### ASSIGNMENT
Copy every line from the material below that holds "JSON".

### SUPPLIED ENTRIES
○ ○ ○ ○ ○

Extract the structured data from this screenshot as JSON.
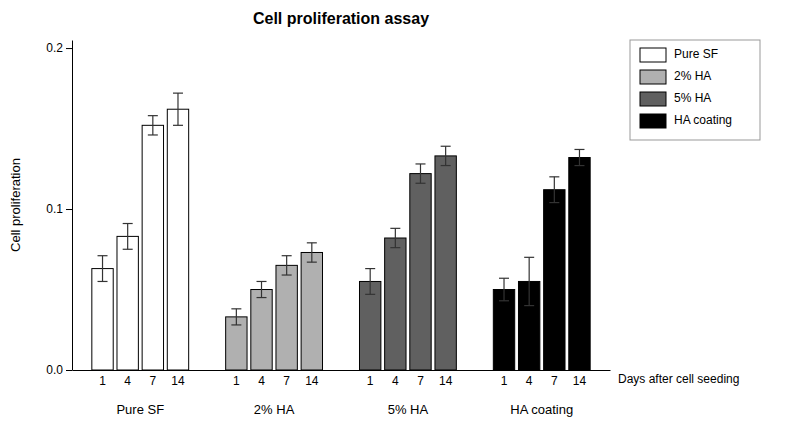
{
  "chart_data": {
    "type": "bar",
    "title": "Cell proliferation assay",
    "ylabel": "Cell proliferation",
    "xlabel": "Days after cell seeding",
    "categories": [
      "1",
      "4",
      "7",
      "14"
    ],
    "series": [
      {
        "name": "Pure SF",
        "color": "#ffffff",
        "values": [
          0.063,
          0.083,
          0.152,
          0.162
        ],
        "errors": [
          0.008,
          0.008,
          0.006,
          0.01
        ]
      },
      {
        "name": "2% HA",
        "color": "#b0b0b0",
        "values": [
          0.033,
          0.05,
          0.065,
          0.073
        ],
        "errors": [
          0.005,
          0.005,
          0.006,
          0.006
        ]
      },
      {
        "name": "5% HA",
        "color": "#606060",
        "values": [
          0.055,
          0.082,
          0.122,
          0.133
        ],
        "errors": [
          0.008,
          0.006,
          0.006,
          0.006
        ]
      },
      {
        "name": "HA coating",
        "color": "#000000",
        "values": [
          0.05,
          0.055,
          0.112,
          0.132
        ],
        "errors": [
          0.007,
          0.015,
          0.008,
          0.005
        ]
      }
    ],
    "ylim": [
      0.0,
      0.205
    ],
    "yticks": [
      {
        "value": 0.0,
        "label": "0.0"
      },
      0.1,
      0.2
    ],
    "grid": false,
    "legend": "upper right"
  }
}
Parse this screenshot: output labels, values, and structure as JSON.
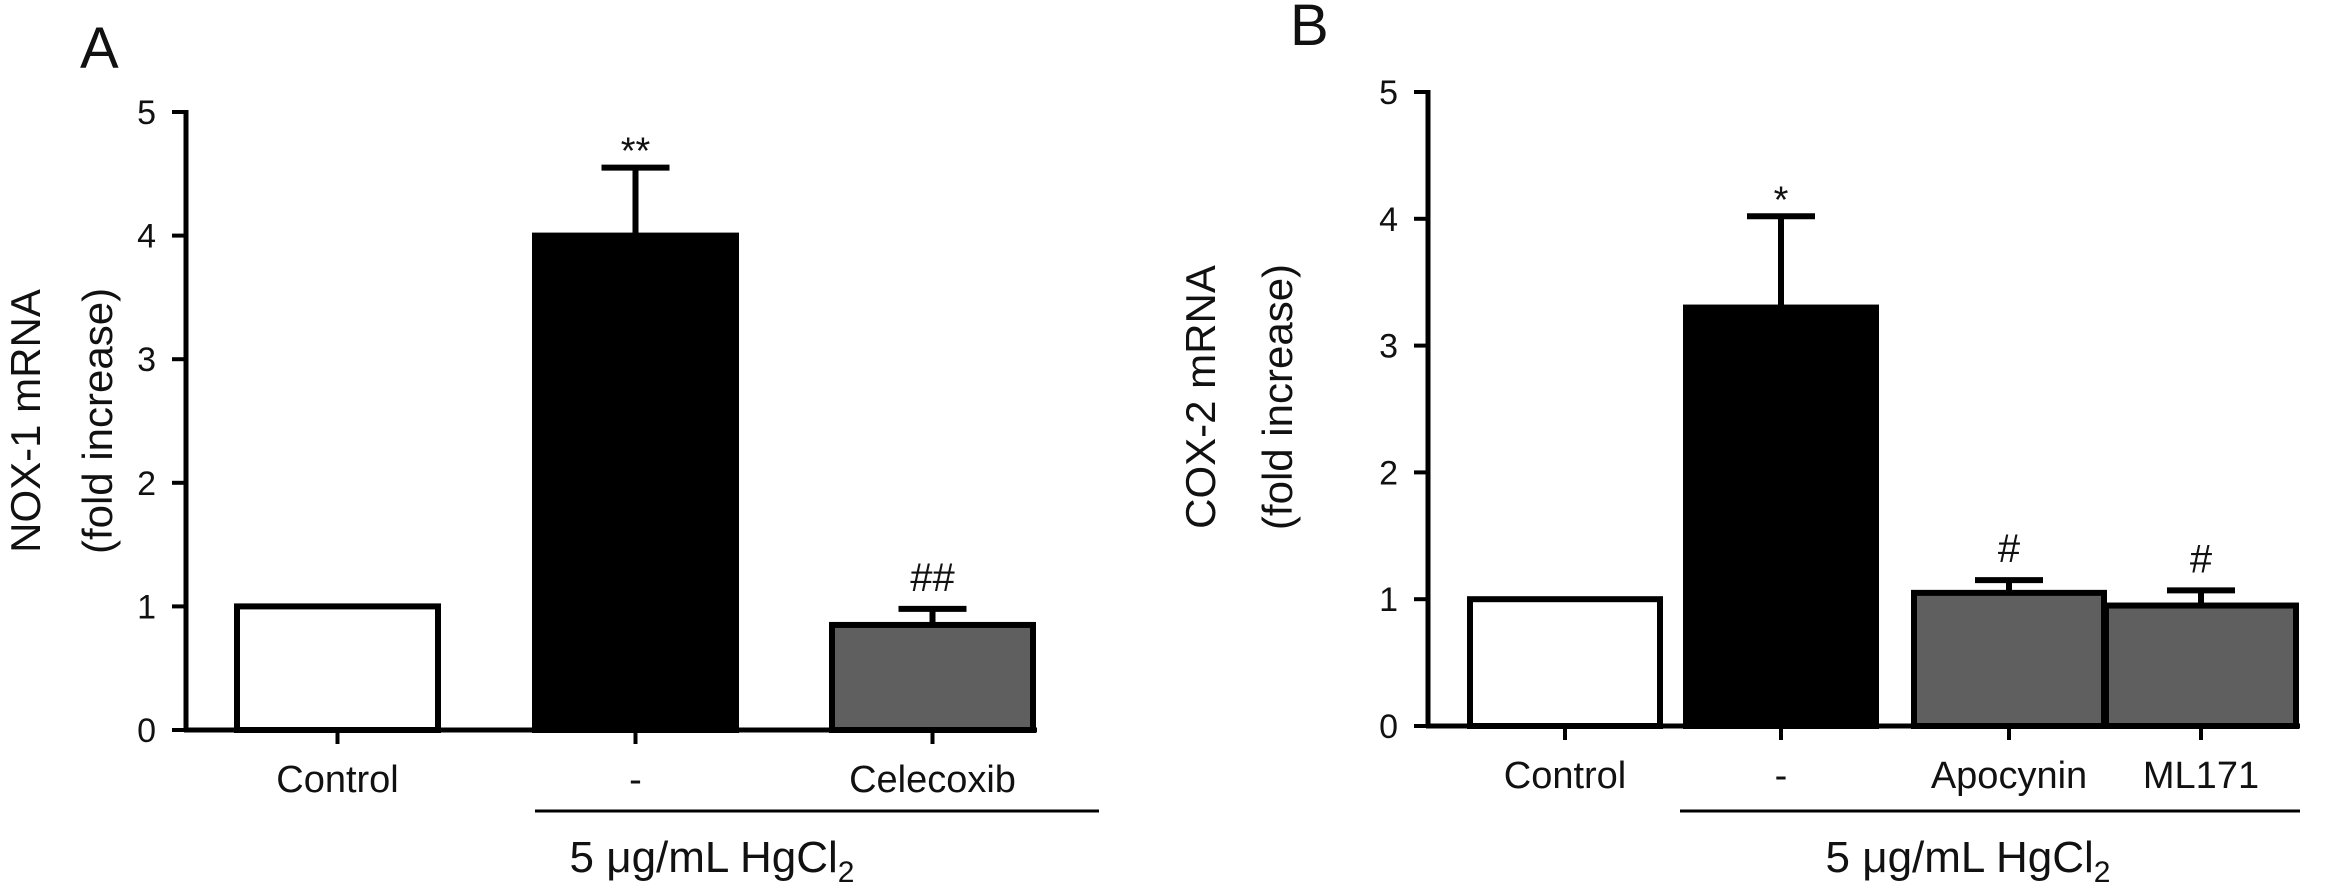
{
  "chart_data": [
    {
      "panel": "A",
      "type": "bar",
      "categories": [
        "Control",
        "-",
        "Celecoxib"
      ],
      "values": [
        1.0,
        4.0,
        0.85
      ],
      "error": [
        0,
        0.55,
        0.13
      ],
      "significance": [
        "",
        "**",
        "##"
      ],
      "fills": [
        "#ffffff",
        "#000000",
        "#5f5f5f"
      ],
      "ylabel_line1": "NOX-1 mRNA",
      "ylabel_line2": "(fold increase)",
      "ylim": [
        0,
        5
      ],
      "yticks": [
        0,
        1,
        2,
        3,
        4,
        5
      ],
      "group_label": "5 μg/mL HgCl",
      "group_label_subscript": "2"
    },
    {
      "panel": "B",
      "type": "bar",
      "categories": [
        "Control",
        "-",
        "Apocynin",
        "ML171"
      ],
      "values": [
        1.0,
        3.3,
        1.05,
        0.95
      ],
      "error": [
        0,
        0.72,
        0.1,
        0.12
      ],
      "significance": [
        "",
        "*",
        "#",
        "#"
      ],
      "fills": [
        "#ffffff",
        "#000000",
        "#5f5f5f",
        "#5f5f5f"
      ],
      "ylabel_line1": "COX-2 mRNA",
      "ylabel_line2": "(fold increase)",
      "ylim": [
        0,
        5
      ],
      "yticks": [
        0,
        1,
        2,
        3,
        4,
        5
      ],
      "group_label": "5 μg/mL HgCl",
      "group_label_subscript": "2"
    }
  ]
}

○ ○ ○ ○ ○

### SOLUTION TO THE PROBLEM
Extract the structured data from this screenshot as JSON.
Parse this screenshot: output labels, values, and structure as JSON.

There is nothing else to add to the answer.